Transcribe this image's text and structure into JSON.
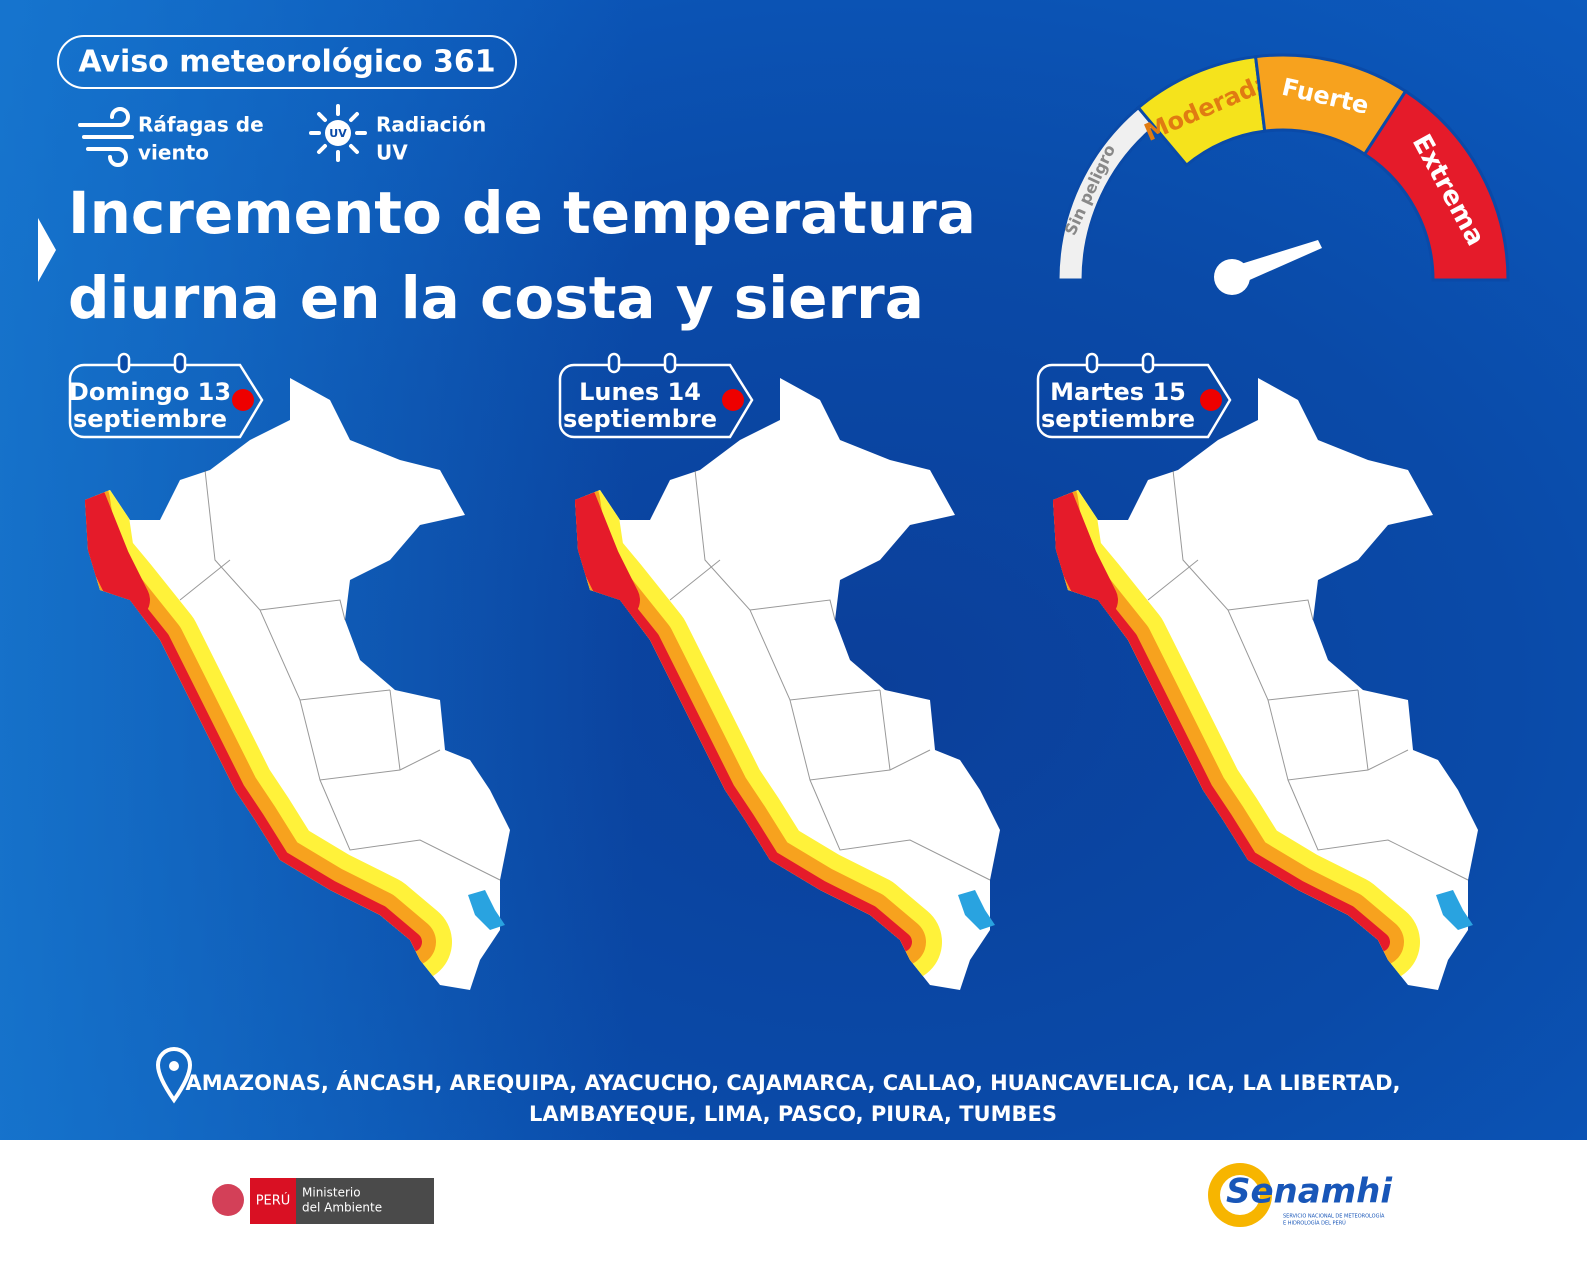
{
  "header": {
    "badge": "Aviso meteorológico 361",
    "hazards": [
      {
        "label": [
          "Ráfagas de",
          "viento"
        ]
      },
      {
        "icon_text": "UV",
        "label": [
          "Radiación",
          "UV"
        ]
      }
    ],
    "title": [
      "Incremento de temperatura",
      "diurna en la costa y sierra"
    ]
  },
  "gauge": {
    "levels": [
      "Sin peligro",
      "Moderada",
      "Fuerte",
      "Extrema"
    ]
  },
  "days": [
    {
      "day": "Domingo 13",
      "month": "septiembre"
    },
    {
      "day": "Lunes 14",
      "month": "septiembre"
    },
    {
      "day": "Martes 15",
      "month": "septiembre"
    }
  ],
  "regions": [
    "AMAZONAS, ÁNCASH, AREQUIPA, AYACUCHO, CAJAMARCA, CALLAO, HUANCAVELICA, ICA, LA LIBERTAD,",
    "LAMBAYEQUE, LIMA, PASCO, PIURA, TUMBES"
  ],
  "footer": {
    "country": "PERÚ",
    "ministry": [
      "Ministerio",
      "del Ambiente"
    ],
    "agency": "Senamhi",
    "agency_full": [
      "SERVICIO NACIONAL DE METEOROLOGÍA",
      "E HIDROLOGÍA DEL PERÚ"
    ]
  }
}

# # # # #

▸ Objective
Transcribe every line in the entries above, taking out only the images.

▸ Task solution
Transcribe this image's text and structure into JSON.
{
  "header": {
    "badge": "Aviso meteorológico 361",
    "hazards": [
      {
        "label": [
          "Ráfagas de",
          "viento"
        ]
      },
      {
        "icon_text": "UV",
        "label": [
          "Radiación",
          "UV"
        ]
      }
    ],
    "title": [
      "Incremento de temperatura",
      "diurna en la costa y sierra"
    ]
  },
  "gauge": {
    "levels": [
      "Sin peligro",
      "Moderada",
      "Fuerte",
      "Extrema"
    ]
  },
  "days": [
    {
      "day": "Domingo 13",
      "month": "septiembre"
    },
    {
      "day": "Lunes 14",
      "month": "septiembre"
    },
    {
      "day": "Martes 15",
      "month": "septiembre"
    }
  ],
  "regions": [
    "AMAZONAS, ÁNCASH, AREQUIPA, AYACUCHO, CAJAMARCA, CALLAO, HUANCAVELICA, ICA, LA LIBERTAD,",
    "LAMBAYEQUE, LIMA, PASCO, PIURA, TUMBES"
  ],
  "footer": {
    "country": "PERÚ",
    "ministry": [
      "Ministerio",
      "del Ambiente"
    ],
    "agency": "Senamhi",
    "agency_full": [
      "SERVICIO NACIONAL DE METEOROLOGÍA",
      "E HIDROLOGÍA DEL PERÚ"
    ]
  }
}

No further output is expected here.